▸ AIM
Pictures in the records should not be copied, but every other part must be repeated exactly.

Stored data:
------------------------------------------------------------
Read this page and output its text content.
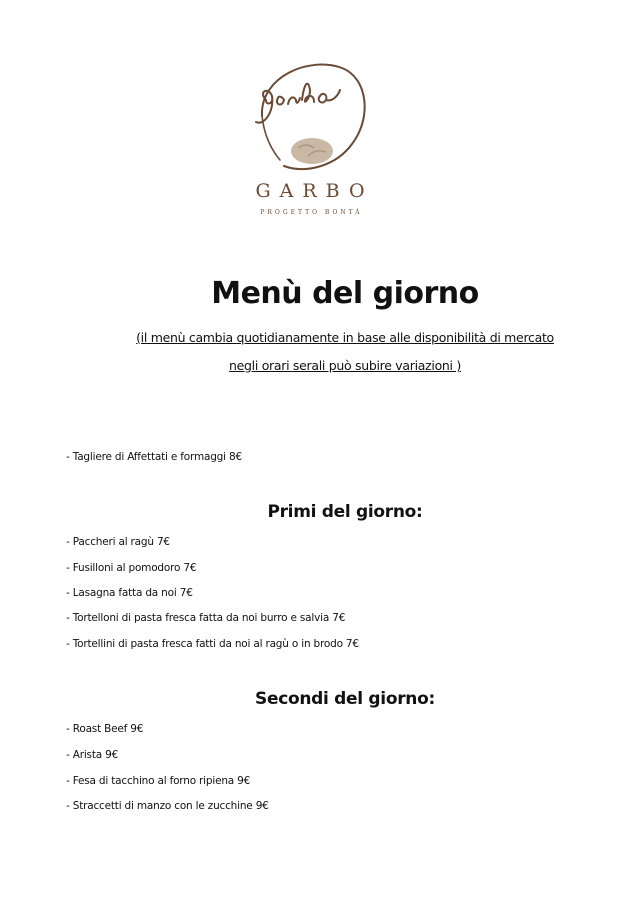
GARBO
PROGETTO BONTÀ
Menù del giorno
(il menù cambia quotidianamente in base alle disponibilità di mercato
negli orari serali può subire variazioni )
- Tagliere di Affettati e formaggi 8€
Primi del giorno:
- Paccheri al ragù 7€
- Fusilloni al pomodoro 7€
- Lasagna fatta da noi 7€
- Tortelloni di pasta fresca fatta da noi burro e salvia 7€
- Tortellini di pasta fresca fatti da noi al ragù o in brodo 7€
Secondi del giorno:
- Roast Beef 9€
- Arista 9€
- Fesa di tacchino al forno ripiena 9€
- Straccetti di manzo con le zucchine 9€
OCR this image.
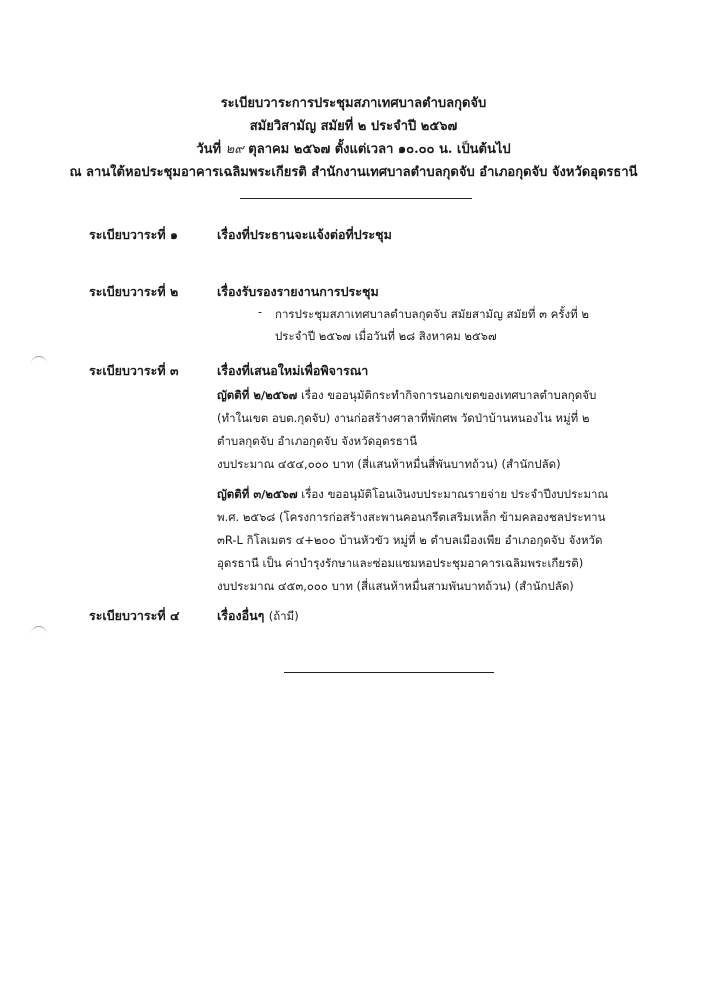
ระเบียบวาระการประชุมสภาเทศบาลตำบลกุดจับ
สมัยวิสามัญ สมัยที่ ๒ ประจำปี ๒๕๖๗
วันที่ ๒๙ ตุลาคม ๒๕๖๗ ตั้งแต่เวลา ๑๐.๐๐ น. เป็นต้นไป
ณ ลานใต้หอประชุมอาคารเฉลิมพระเกียรติ สำนักงานเทศบาลตำบลกุดจับ อำเภอกุดจับ จังหวัดอุดรธานี
ระเบียบวาระที่ ๑	เรื่องที่ประธานจะแจ้งต่อที่ประชุม
ระเบียบวาระที่ ๒	เรื่องรับรองรายงานการประชุม
- การประชุมสภาเทศบาลตำบลกุดจับ สมัยสามัญ สมัยที่ ๓ ครั้งที่ ๒
ประจำปี ๒๕๖๗ เมื่อวันที่ ๒๘ สิงหาคม ๒๕๖๗
ระเบียบวาระที่ ๓	เรื่องที่เสนอใหม่เพื่อพิจารณา
ญัตติที่ ๒/๒๕๖๗ เรื่อง ขออนุมัติกระทำกิจการนอกเขตของเทศบาลตำบลกุดจับ
(ทำในเขต อบต.กุดจับ) งานก่อสร้างศาลาที่พักศพ วัดป่าบ้านหนองไน หมู่ที่ ๒
ตำบลกุดจับ อำเภอกุดจับ จังหวัดอุดรธานี
งบประมาณ ๔๕๔,๐๐๐ บาท (สี่แสนห้าหมื่นสี่พันบาทถ้วน) (สำนักปลัด)
ญัตติที่ ๓/๒๕๖๗ เรื่อง ขออนุมัติโอนเงินงบประมาณรายจ่าย ประจำปีงบประมาณ
พ.ศ. ๒๕๖๘ (โครงการก่อสร้างสะพานคอนกรีตเสริมเหล็ก ข้ามคลองชลประทาน
๓R-L กิโลเมตร ๔+๒๐๐ บ้านหัวขัว หมู่ที่ ๒ ตำบลเมืองเพีย อำเภอกุดจับ จังหวัด
อุดรธานี เป็น ค่าบำรุงรักษาและซ่อมแซมหอประชุมอาคารเฉลิมพระเกียรติ)
งบประมาณ ๔๕๓,๐๐๐ บาท (สี่แสนห้าหมื่นสามพันบาทถ้วน) (สำนักปลัด)
ระเบียบวาระที่ ๔	เรื่องอื่นๆ (ถ้ามี)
------------------------------------------------------------
▸ FINAL ANSWER
Read this page and output its text content.
GARBO
PROGETTO BONTÀ
Menù del giorno
(il menù cambia quotidianamente in base alle disponibilità di mercato
negli orari serali può subire variazioni )
- Tagliere di Affettati e formaggi 8€
Primi del giorno:
- Paccheri al ragù 7€
- Fusilloni al pomodoro 7€
- Lasagna fatta da noi 7€
- Tortelloni di pasta fresca fatta da noi burro e salvia 7€
- Tortellini di pasta fresca fatti da noi al ragù o in brodo 7€
Secondi del giorno:
- Roast Beef 9€
- Arista 9€
- Fesa di tacchino al forno ripiena 9€
- Straccetti di manzo con le zucchine 9€
OCR this image.
ระเบียบวาระการประชุมสภาเทศบาลตำบลกุดจับ
สมัยวิสามัญ สมัยที่ ๒ ประจำปี ๒๕๖๗
วันที่ ๒๙ ตุลาคม ๒๕๖๗ ตั้งแต่เวลา ๑๐.๐๐ น. เป็นต้นไป
ณ ลานใต้หอประชุมอาคารเฉลิมพระเกียรติ สำนักงานเทศบาลตำบลกุดจับ อำเภอกุดจับ จังหวัดอุดรธานี
ระเบียบวาระที่ ๑	เรื่องที่ประธานจะแจ้งต่อที่ประชุม
ระเบียบวาระที่ ๒	เรื่องรับรองรายงานการประชุม
- การประชุมสภาเทศบาลตำบลกุดจับ สมัยสามัญ สมัยที่ ๓ ครั้งที่ ๒
ประจำปี ๒๕๖๗ เมื่อวันที่ ๒๘ สิงหาคม ๒๕๖๗
ระเบียบวาระที่ ๓	เรื่องที่เสนอใหม่เพื่อพิจารณา
ญัตติที่ ๒/๒๕๖๗ เรื่อง ขออนุมัติกระทำกิจการนอกเขตของเทศบาลตำบลกุดจับ
(ทำในเขต อบต.กุดจับ) งานก่อสร้างศาลาที่พักศพ วัดป่าบ้านหนองไน หมู่ที่ ๒
ตำบลกุดจับ อำเภอกุดจับ จังหวัดอุดรธานี
งบประมาณ ๔๕๔,๐๐๐ บาท (สี่แสนห้าหมื่นสี่พันบาทถ้วน) (สำนักปลัด)
ญัตติที่ ๓/๒๕๖๗ เรื่อง ขออนุมัติโอนเงินงบประมาณรายจ่าย ประจำปีงบประมาณ
พ.ศ. ๒๕๖๘ (โครงการก่อสร้างสะพานคอนกรีตเสริมเหล็ก ข้ามคลองชลประทาน
๓R-L กิโลเมตร ๔+๒๐๐ บ้านหัวขัว หมู่ที่ ๒ ตำบลเมืองเพีย อำเภอกุดจับ จังหวัด
อุดรธานี เป็น ค่าบำรุงรักษาและซ่อมแซมหอประชุมอาคารเฉลิมพระเกียรติ)
งบประมาณ ๔๕๓,๐๐๐ บาท (สี่แสนห้าหมื่นสามพันบาทถ้วน) (สำนักปลัด)
ระเบียบวาระที่ ๔	เรื่องอื่นๆ (ถ้ามี)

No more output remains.